▶ [PROBLEM REQUIREMENTS]: Locate the word "enseignant" in the entries below, then gather every line that holds it.

▶ [RECORDS SUPPLIED]:
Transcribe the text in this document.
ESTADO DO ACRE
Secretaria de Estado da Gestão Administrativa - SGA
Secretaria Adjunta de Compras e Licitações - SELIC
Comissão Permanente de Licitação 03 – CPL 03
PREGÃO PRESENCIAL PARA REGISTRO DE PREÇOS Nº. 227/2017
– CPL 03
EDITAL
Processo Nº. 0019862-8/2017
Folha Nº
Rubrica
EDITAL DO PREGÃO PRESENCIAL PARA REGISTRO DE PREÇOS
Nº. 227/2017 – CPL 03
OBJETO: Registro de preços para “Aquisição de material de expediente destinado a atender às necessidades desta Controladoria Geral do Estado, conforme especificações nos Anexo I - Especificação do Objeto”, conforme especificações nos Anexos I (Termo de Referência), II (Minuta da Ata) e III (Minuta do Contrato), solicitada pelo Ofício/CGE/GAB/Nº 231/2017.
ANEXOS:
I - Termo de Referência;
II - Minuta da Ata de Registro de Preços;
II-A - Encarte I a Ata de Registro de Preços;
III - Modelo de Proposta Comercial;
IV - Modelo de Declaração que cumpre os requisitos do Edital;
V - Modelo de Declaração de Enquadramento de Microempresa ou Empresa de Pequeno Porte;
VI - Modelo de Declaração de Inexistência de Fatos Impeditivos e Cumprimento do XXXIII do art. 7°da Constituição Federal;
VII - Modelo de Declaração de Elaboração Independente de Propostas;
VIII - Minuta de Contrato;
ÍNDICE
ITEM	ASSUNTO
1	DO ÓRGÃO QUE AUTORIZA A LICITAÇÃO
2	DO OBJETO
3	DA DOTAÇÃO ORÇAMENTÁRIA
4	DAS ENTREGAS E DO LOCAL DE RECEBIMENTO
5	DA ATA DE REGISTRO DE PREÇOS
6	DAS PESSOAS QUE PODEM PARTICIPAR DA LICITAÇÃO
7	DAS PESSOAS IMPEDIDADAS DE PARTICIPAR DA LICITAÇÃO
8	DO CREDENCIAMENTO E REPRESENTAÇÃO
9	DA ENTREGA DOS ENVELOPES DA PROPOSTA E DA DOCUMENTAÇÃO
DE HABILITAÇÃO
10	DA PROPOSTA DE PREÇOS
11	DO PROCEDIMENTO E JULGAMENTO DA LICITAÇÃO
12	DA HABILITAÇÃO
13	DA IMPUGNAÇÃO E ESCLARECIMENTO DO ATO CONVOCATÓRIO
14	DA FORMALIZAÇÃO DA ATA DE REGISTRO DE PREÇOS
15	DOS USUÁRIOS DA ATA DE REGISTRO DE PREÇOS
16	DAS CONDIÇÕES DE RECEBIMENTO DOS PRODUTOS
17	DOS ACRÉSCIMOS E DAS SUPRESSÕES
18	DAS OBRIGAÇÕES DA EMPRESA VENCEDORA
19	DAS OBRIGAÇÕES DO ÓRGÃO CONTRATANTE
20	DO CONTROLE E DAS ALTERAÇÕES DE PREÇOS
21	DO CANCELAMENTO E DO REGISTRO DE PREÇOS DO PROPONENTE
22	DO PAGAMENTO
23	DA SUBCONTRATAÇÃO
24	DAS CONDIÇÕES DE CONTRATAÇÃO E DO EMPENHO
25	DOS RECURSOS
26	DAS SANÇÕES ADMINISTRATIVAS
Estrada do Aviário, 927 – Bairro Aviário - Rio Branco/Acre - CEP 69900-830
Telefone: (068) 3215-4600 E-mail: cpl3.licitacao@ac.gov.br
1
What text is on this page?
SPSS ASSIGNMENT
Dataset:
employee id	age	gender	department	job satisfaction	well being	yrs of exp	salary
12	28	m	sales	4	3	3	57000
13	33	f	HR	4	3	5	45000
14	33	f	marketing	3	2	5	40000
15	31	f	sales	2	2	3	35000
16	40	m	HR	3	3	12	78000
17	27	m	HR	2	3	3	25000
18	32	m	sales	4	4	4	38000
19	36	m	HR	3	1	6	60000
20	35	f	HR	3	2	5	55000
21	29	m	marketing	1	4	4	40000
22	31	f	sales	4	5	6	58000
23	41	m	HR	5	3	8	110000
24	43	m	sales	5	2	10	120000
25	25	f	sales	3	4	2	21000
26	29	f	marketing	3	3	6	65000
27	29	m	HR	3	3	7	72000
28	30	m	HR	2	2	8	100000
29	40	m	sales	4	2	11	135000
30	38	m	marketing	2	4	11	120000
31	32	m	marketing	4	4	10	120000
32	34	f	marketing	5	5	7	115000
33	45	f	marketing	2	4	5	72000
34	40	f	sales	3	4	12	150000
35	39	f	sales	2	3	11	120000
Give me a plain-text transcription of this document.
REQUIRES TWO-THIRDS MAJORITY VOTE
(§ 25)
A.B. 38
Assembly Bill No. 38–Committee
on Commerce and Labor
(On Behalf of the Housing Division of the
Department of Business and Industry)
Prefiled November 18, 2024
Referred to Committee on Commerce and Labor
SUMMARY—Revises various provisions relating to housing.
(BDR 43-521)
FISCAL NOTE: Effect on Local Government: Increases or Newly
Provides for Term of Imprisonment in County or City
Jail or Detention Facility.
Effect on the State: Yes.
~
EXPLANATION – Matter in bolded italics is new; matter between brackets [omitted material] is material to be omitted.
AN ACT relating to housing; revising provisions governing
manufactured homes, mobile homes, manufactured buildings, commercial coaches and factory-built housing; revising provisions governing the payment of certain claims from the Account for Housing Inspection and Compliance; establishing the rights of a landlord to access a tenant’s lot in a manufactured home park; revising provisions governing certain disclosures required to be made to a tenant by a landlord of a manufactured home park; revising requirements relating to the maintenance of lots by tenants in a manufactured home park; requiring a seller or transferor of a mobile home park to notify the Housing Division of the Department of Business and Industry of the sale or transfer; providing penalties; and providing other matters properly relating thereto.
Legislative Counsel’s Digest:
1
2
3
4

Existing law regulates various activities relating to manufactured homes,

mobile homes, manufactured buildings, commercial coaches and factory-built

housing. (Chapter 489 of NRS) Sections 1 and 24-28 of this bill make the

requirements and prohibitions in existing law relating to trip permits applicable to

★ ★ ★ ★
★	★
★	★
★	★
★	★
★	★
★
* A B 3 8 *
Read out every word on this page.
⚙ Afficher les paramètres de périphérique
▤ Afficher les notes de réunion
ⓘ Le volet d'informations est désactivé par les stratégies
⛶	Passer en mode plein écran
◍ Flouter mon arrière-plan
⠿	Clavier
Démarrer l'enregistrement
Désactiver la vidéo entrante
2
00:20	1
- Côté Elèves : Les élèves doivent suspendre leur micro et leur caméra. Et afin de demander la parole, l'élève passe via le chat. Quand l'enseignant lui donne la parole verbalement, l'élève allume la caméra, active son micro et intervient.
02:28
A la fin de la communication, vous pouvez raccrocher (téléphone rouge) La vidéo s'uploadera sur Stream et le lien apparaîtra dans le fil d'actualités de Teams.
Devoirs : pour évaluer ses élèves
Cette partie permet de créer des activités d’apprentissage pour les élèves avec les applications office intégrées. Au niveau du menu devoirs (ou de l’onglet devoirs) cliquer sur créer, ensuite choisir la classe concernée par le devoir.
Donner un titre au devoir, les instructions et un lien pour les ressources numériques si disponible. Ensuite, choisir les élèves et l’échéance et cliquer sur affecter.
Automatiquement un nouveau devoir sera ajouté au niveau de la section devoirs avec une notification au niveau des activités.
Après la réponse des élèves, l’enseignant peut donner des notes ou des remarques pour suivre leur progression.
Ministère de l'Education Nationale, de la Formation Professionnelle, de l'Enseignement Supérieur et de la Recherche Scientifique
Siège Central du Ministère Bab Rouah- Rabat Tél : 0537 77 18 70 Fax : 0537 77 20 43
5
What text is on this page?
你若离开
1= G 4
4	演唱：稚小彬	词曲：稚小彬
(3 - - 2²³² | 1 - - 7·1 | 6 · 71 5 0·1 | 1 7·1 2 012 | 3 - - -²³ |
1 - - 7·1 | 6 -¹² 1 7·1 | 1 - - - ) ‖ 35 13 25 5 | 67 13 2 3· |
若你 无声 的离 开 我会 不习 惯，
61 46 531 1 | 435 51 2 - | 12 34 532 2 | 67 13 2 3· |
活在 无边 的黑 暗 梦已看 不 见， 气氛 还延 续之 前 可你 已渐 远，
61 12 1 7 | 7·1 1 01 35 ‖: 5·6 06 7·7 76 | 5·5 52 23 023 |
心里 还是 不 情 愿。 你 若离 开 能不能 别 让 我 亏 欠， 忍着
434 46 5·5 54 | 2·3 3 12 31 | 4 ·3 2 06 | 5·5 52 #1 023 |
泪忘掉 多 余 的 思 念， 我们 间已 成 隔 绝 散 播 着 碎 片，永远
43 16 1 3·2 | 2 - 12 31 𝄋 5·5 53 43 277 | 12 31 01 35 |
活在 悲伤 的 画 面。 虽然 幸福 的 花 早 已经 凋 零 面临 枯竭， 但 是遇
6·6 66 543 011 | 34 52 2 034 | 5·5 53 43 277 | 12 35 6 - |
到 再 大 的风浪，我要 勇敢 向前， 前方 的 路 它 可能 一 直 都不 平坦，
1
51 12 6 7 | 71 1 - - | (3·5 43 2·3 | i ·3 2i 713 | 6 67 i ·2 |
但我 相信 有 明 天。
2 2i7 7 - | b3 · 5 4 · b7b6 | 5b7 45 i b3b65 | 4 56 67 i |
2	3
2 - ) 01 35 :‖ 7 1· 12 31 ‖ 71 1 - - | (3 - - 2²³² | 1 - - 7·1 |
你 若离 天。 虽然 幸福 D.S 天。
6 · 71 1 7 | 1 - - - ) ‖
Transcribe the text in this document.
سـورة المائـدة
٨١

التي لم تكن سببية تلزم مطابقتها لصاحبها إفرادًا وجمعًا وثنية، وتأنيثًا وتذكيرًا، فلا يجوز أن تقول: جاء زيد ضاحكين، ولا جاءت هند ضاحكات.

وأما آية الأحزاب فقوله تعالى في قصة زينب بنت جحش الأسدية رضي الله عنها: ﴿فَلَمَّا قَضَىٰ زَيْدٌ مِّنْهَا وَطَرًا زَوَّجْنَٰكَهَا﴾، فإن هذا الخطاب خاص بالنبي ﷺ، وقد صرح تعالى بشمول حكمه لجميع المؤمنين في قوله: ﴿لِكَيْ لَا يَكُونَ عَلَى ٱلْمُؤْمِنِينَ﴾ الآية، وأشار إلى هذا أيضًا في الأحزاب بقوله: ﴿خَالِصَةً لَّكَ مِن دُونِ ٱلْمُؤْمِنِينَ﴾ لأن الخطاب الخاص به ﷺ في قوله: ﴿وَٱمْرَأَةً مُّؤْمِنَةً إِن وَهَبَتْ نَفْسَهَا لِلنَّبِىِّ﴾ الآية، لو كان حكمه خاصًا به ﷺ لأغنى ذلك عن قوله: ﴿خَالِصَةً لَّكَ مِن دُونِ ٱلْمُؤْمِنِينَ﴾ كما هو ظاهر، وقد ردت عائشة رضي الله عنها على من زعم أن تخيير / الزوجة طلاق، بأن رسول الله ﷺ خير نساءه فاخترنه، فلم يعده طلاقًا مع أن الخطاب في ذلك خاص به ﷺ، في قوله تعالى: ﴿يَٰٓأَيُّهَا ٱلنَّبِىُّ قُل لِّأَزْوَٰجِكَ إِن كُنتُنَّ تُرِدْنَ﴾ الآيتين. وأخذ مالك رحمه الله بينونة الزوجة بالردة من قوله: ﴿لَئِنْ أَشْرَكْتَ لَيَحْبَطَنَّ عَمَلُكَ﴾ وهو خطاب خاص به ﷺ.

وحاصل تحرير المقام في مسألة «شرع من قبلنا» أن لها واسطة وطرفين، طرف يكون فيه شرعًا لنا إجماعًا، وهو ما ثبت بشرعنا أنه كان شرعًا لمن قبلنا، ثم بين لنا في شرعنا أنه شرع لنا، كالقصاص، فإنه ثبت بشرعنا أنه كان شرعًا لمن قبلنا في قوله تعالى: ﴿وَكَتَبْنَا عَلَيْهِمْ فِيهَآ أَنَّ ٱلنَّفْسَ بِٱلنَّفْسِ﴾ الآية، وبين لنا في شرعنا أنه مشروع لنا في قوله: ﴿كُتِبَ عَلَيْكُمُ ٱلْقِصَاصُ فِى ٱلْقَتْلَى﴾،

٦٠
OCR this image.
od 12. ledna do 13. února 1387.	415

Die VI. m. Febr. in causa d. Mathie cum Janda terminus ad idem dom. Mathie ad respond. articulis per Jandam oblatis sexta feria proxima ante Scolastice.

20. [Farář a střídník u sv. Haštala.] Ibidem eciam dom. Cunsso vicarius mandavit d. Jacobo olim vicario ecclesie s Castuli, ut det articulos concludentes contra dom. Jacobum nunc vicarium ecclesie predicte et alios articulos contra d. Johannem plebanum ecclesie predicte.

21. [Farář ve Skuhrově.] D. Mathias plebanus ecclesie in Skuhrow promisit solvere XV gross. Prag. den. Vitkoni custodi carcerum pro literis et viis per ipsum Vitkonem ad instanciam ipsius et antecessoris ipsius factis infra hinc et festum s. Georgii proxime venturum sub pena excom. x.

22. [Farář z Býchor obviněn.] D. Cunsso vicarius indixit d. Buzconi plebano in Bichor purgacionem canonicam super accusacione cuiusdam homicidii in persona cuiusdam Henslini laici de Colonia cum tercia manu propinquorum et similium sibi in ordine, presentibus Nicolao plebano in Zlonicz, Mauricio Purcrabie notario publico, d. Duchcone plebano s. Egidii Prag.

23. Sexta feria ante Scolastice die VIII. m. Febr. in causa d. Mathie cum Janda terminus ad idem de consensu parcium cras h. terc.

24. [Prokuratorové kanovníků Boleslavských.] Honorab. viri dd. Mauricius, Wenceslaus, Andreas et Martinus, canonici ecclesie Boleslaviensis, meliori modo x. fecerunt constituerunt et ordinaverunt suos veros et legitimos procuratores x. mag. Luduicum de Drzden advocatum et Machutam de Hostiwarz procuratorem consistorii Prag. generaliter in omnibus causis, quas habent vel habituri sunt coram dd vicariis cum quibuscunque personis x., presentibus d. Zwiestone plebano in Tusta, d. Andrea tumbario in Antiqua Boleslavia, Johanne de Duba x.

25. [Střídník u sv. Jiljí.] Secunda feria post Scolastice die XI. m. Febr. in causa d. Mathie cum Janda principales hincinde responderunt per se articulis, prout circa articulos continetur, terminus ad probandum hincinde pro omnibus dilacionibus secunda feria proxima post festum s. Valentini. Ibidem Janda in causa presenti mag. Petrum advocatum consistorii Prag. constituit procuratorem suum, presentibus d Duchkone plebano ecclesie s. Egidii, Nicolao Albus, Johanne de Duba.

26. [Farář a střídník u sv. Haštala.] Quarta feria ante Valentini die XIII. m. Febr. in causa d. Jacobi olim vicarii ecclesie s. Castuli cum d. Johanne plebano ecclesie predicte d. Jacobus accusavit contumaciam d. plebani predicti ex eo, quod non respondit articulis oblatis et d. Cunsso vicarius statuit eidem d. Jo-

▶ [CORRECT RESPONSE]:
- Côté Elèves : Les élèves doivent suspendre leur micro et leur caméra. Et afin de demander la parole, l'élève passe via le chat. Quand l'enseignant lui donne la parole verbalement, l'élève allume la caméra, active son micro et intervient.
Après la réponse des élèves, l’enseignant peut donner des notes ou des remarques pour suivre leur progression.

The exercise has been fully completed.